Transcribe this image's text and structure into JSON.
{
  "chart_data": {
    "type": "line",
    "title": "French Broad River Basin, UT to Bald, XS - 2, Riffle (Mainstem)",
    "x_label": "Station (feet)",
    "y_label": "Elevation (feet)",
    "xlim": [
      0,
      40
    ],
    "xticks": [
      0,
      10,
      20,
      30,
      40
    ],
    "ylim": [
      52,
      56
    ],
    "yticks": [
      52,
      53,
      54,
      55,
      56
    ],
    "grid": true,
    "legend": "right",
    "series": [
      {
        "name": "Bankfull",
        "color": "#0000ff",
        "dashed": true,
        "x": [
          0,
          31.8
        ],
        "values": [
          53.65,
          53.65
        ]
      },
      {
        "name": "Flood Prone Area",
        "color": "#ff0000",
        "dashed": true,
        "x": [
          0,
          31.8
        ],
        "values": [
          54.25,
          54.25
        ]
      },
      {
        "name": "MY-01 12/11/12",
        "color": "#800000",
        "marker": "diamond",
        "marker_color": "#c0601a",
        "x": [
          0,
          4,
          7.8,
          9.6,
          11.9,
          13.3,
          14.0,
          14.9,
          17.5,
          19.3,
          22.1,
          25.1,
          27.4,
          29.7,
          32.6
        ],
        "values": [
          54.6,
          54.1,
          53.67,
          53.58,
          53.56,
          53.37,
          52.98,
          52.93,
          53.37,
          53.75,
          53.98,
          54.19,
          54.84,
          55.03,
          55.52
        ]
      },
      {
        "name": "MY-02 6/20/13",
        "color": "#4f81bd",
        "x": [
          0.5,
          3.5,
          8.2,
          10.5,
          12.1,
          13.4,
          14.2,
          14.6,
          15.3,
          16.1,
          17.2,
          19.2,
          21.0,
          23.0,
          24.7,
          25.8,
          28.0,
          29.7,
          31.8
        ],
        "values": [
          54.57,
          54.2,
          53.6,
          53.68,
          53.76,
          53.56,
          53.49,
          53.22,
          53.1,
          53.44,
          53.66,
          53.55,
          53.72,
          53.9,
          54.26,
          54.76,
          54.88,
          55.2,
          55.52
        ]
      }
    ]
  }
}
☆ ☆ ☆ ☆ ☆ ☆ ☆
- [WRITTEN TASK] Repeat each entry word for word.

- [COMPLETED TASK]
Transcribe this image's text and structure into JSON.
{
  "chart_data": {
    "type": "line",
    "title": "French Broad River Basin, UT to Bald, XS - 2, Riffle (Mainstem)",
    "x_label": "Station (feet)",
    "y_label": "Elevation (feet)",
    "xlim": [
      0,
      40
    ],
    "xticks": [
      0,
      10,
      20,
      30,
      40
    ],
    "ylim": [
      52,
      56
    ],
    "yticks": [
      52,
      53,
      54,
      55,
      56
    ],
    "grid": true,
    "legend": "right",
    "series": [
      {
        "name": "Bankfull",
        "color": "#0000ff",
        "dashed": true,
        "x": [
          0,
          31.8
        ],
        "values": [
          53.65,
          53.65
        ]
      },
      {
        "name": "Flood Prone Area",
        "color": "#ff0000",
        "dashed": true,
        "x": [
          0,
          31.8
        ],
        "values": [
          54.25,
          54.25
        ]
      },
      {
        "name": "MY-01 12/11/12",
        "color": "#800000",
        "marker": "diamond",
        "marker_color": "#c0601a",
        "x": [
          0,
          4,
          7.8,
          9.6,
          11.9,
          13.3,
          14.0,
          14.9,
          17.5,
          19.3,
          22.1,
          25.1,
          27.4,
          29.7,
          32.6
        ],
        "values": [
          54.6,
          54.1,
          53.67,
          53.58,
          53.56,
          53.37,
          52.98,
          52.93,
          53.37,
          53.75,
          53.98,
          54.19,
          54.84,
          55.03,
          55.52
        ]
      },
      {
        "name": "MY-02 6/20/13",
        "color": "#4f81bd",
        "x": [
          0.5,
          3.5,
          8.2,
          10.5,
          12.1,
          13.4,
          14.2,
          14.6,
          15.3,
          16.1,
          17.2,
          19.2,
          21.0,
          23.0,
          24.7,
          25.8,
          28.0,
          29.7,
          31.8
        ],
        "values": [
          54.57,
          54.2,
          53.6,
          53.68,
          53.76,
          53.56,
          53.49,
          53.22,
          53.1,
          53.44,
          53.66,
          53.55,
          53.72,
          53.9,
          54.26,
          54.76,
          54.88,
          55.2,
          55.52
        ]
      }
    ]
  }
}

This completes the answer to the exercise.